_Rows from a figure dataset_
----

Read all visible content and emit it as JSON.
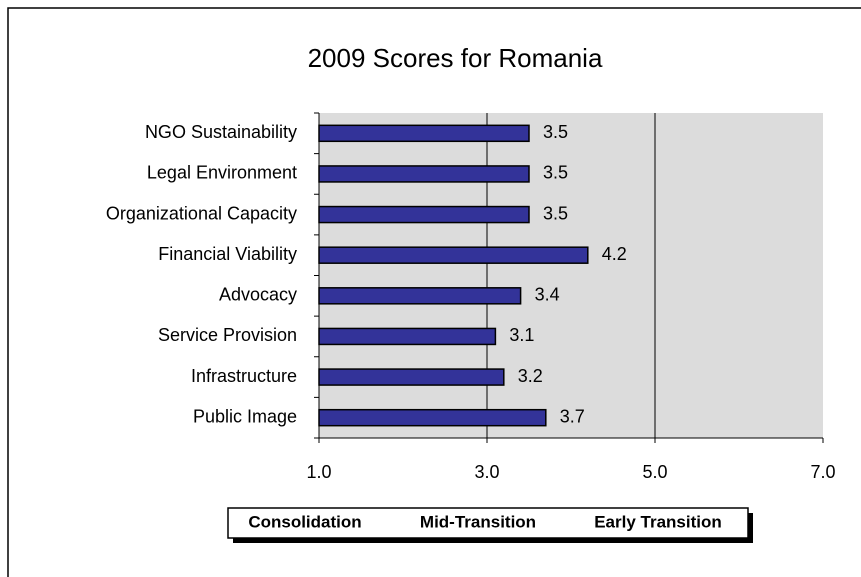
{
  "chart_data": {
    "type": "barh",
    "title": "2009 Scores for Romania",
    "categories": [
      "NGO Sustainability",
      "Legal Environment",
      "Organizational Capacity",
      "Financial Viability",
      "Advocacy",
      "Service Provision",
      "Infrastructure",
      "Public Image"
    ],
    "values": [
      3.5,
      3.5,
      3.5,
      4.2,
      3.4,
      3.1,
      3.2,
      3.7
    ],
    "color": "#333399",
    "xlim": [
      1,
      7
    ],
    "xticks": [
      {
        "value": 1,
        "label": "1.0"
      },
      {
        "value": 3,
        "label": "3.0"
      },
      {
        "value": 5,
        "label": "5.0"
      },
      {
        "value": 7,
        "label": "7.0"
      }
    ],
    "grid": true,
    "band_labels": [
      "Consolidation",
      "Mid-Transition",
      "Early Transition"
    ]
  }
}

----

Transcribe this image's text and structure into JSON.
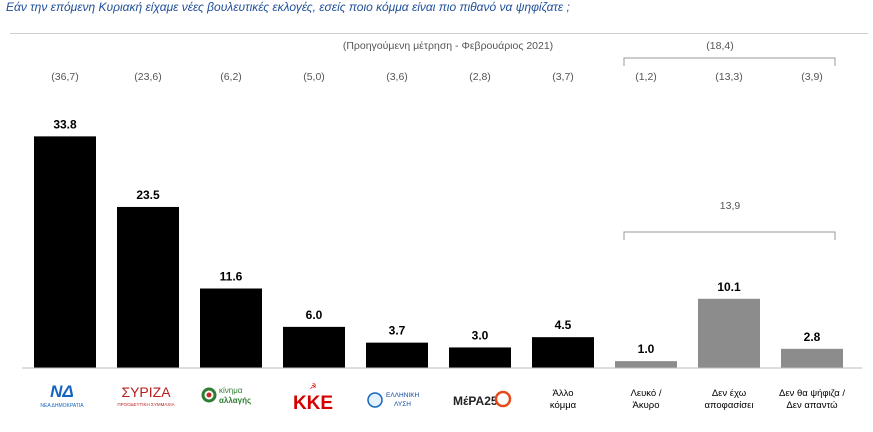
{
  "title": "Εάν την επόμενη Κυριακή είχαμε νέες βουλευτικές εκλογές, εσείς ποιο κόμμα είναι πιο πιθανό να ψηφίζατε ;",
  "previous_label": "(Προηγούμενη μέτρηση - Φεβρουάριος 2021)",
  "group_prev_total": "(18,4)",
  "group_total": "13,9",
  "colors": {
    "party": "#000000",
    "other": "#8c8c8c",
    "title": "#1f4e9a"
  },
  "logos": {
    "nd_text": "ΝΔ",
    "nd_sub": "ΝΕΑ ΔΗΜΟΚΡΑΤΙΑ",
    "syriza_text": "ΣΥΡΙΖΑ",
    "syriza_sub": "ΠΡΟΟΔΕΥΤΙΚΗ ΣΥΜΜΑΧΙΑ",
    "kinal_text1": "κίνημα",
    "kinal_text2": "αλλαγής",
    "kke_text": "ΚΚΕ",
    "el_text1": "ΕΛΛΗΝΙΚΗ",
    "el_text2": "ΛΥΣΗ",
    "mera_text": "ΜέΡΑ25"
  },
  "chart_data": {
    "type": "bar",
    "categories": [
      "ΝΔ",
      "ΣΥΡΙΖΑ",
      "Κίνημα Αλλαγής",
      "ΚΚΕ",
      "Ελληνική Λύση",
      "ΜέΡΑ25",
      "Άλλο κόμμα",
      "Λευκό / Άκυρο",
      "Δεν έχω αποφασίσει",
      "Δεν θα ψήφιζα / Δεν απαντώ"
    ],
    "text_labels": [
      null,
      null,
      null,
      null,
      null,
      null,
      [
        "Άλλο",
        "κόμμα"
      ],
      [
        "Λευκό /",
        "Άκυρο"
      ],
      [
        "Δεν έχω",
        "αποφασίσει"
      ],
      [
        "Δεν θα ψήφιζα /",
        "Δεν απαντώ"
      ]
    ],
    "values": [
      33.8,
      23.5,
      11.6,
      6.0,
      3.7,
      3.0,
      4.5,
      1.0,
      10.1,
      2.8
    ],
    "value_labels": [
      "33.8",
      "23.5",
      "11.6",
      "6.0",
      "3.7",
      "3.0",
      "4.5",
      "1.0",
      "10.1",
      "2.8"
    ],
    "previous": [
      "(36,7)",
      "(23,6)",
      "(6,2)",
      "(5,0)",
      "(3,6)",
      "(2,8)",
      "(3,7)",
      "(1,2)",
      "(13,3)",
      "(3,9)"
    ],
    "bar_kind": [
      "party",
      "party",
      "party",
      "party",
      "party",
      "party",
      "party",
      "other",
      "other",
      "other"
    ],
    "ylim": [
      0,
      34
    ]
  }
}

----

_Work instructions_
In the listing above, find each line with the word "JSON" and copy it.

_Result of this task_
Read all visible content and emit it as JSON.
Transcribe this image's text and structure into JSON.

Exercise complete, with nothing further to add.